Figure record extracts

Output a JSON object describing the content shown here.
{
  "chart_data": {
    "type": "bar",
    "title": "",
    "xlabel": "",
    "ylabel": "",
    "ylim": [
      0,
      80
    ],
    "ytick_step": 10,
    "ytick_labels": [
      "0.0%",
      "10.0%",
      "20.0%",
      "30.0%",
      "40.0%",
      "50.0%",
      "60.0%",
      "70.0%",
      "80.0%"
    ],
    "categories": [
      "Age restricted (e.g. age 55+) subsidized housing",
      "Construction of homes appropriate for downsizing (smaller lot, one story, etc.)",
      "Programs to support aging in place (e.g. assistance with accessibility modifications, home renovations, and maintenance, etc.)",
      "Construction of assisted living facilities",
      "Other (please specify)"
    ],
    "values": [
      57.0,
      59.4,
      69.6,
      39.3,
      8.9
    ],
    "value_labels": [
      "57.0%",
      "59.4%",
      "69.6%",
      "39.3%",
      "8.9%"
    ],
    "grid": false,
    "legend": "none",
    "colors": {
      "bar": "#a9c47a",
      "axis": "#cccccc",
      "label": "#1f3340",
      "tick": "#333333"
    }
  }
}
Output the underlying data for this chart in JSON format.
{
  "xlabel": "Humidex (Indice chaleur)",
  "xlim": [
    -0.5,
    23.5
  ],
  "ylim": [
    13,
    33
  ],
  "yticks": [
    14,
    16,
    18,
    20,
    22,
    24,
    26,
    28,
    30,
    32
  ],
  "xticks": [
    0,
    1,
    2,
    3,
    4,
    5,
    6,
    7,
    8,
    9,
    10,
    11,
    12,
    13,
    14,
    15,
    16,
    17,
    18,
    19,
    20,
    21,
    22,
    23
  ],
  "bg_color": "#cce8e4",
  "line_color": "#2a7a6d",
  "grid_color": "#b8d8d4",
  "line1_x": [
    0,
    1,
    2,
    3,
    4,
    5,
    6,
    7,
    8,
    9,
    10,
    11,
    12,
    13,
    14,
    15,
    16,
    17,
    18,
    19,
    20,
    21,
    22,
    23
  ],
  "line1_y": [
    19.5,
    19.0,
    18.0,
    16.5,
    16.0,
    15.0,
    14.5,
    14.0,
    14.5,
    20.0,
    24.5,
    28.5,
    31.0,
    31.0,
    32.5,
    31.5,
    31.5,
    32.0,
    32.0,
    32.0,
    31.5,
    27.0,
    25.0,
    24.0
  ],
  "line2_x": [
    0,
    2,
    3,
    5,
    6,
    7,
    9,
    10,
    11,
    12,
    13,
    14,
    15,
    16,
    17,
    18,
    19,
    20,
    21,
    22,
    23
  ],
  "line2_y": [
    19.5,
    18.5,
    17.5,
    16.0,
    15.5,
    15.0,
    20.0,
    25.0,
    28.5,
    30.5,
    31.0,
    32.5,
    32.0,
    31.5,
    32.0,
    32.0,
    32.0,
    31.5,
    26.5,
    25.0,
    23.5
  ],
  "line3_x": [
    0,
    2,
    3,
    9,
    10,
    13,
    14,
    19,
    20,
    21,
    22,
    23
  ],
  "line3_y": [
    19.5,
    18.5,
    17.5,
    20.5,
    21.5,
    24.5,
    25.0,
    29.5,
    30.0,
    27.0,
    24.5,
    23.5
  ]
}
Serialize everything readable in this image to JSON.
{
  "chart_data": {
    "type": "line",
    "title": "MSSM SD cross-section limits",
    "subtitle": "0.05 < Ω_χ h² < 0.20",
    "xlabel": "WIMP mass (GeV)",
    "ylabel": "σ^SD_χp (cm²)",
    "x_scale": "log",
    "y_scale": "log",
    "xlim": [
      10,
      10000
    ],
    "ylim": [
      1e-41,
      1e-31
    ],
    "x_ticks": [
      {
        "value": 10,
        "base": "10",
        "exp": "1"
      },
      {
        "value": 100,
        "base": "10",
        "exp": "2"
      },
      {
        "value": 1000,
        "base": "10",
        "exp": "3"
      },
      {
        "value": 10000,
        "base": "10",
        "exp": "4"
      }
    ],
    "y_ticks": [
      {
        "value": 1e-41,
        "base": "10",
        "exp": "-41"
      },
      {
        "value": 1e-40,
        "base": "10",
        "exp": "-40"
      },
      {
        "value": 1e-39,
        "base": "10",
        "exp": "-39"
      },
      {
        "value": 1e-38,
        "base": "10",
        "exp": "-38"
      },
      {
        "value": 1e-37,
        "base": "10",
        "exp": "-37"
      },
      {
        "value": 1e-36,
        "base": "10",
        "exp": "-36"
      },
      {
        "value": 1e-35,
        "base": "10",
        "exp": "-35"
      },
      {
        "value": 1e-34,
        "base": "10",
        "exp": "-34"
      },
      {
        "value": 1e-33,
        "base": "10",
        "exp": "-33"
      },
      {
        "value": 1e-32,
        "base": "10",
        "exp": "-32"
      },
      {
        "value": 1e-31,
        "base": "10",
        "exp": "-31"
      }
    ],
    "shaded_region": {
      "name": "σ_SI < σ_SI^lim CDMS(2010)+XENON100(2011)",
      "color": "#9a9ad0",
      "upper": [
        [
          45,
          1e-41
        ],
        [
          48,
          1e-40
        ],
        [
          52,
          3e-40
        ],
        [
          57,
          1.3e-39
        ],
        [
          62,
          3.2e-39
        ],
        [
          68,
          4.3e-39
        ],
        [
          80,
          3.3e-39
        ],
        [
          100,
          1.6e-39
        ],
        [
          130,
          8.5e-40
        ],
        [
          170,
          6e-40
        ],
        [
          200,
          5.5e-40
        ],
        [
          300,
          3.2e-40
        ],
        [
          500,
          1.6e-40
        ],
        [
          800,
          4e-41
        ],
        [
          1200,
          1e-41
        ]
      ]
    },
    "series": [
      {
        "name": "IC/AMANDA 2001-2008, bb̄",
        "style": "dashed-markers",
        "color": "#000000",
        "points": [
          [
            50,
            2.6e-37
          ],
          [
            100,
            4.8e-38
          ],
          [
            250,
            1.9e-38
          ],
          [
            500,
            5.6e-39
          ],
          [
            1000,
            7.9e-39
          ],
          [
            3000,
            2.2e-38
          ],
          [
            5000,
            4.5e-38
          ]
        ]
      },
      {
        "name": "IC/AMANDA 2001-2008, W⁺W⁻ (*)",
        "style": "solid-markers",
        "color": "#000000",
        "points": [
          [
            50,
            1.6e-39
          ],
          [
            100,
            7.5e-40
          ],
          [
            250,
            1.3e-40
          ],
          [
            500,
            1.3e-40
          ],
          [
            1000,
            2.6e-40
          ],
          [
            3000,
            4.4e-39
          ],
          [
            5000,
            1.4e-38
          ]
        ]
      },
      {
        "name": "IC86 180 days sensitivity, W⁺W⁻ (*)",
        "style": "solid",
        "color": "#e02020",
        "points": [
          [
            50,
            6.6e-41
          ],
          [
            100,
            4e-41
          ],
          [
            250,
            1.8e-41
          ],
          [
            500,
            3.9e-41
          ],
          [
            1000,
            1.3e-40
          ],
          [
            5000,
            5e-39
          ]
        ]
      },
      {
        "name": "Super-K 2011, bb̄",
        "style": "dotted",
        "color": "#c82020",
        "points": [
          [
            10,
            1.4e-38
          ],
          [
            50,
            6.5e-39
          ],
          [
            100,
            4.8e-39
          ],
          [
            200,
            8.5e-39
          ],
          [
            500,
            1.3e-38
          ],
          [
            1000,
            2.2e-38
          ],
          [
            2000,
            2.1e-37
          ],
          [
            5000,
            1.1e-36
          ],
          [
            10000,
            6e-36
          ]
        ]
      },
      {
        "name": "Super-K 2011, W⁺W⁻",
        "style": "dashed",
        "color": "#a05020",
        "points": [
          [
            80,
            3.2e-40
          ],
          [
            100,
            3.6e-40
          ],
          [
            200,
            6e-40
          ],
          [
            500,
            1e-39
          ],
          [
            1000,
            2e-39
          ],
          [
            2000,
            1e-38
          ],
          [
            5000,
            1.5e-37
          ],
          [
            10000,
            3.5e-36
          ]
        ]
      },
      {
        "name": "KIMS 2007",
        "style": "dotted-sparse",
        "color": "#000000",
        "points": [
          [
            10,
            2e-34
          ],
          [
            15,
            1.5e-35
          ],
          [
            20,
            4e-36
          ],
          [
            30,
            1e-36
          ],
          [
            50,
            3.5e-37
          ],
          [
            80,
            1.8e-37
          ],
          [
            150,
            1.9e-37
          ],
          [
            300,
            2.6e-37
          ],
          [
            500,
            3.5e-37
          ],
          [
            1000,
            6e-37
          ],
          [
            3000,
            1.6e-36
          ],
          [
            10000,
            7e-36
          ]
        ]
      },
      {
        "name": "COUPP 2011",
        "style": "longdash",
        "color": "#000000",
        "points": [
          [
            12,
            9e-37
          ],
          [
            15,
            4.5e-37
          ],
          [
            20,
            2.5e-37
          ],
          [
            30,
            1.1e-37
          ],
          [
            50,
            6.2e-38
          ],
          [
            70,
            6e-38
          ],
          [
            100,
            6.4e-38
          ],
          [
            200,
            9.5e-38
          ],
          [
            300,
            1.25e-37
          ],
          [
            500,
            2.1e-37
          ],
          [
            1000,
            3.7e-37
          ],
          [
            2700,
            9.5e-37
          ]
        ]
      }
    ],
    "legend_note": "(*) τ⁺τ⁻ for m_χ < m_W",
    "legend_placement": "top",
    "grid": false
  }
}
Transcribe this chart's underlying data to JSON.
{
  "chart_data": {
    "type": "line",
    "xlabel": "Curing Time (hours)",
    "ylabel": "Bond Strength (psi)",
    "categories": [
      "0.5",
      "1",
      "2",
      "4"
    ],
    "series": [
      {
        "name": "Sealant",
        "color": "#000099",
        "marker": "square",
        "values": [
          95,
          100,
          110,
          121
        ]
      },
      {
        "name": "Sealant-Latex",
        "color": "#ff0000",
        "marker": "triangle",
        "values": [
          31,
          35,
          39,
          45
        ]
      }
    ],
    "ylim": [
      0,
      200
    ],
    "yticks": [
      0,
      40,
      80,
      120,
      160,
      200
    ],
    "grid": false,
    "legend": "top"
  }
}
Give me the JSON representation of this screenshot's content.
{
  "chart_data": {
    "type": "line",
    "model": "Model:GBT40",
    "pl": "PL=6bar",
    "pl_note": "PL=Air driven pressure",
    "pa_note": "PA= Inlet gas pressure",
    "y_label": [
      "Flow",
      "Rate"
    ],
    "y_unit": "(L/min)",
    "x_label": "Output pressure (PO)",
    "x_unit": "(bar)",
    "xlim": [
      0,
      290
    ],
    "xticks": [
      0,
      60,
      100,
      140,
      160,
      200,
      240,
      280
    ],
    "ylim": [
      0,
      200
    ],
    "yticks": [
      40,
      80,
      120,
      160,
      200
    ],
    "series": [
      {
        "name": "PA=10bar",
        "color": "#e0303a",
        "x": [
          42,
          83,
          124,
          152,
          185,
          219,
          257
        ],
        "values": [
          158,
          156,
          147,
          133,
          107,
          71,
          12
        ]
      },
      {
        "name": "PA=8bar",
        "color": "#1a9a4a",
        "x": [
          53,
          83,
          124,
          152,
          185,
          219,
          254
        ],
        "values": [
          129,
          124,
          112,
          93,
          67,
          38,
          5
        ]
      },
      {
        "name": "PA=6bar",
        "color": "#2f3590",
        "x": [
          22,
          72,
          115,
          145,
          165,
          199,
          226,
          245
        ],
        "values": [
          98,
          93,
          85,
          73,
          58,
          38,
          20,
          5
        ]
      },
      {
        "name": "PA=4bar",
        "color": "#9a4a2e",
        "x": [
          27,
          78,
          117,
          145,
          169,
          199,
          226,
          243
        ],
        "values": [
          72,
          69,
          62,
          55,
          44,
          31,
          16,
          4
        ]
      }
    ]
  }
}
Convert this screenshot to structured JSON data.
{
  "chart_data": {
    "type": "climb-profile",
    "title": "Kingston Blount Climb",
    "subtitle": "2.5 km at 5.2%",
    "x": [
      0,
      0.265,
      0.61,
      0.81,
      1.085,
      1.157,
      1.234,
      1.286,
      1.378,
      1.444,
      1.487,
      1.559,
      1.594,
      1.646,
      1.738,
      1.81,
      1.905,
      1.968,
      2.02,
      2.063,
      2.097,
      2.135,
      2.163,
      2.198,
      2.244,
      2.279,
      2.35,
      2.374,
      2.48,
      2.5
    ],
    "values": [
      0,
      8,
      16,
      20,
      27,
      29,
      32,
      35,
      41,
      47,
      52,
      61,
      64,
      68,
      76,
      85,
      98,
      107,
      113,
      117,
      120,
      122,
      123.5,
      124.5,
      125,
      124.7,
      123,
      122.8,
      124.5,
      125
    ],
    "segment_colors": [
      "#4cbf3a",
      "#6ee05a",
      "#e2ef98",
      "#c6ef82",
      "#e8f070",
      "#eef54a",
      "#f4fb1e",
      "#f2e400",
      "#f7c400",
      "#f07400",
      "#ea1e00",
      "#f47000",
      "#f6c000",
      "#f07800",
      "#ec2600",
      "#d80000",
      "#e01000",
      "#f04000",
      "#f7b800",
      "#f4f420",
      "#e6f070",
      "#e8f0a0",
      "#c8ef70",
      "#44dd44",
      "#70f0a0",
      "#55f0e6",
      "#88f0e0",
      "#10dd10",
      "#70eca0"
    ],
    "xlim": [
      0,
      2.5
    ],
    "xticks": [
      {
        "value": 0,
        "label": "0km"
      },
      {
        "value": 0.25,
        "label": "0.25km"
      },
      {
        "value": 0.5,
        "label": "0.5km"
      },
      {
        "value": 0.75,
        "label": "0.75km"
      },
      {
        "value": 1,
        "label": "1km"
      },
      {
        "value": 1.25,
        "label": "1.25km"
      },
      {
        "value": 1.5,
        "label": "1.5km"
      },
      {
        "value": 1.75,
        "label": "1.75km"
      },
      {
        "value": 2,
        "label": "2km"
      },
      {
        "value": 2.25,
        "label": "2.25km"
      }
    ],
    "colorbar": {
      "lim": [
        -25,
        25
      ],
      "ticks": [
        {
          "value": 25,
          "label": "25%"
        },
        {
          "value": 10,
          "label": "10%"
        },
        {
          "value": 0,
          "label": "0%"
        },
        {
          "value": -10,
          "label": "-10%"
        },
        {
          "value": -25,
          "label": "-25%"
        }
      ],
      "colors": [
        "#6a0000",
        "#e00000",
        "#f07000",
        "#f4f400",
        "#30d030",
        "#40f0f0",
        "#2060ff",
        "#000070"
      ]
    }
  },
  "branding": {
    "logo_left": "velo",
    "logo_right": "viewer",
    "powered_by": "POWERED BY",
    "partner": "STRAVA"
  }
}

Short task » Report how many lines of the preceding records include "AMANDA". Output the number only.

The completed task » 2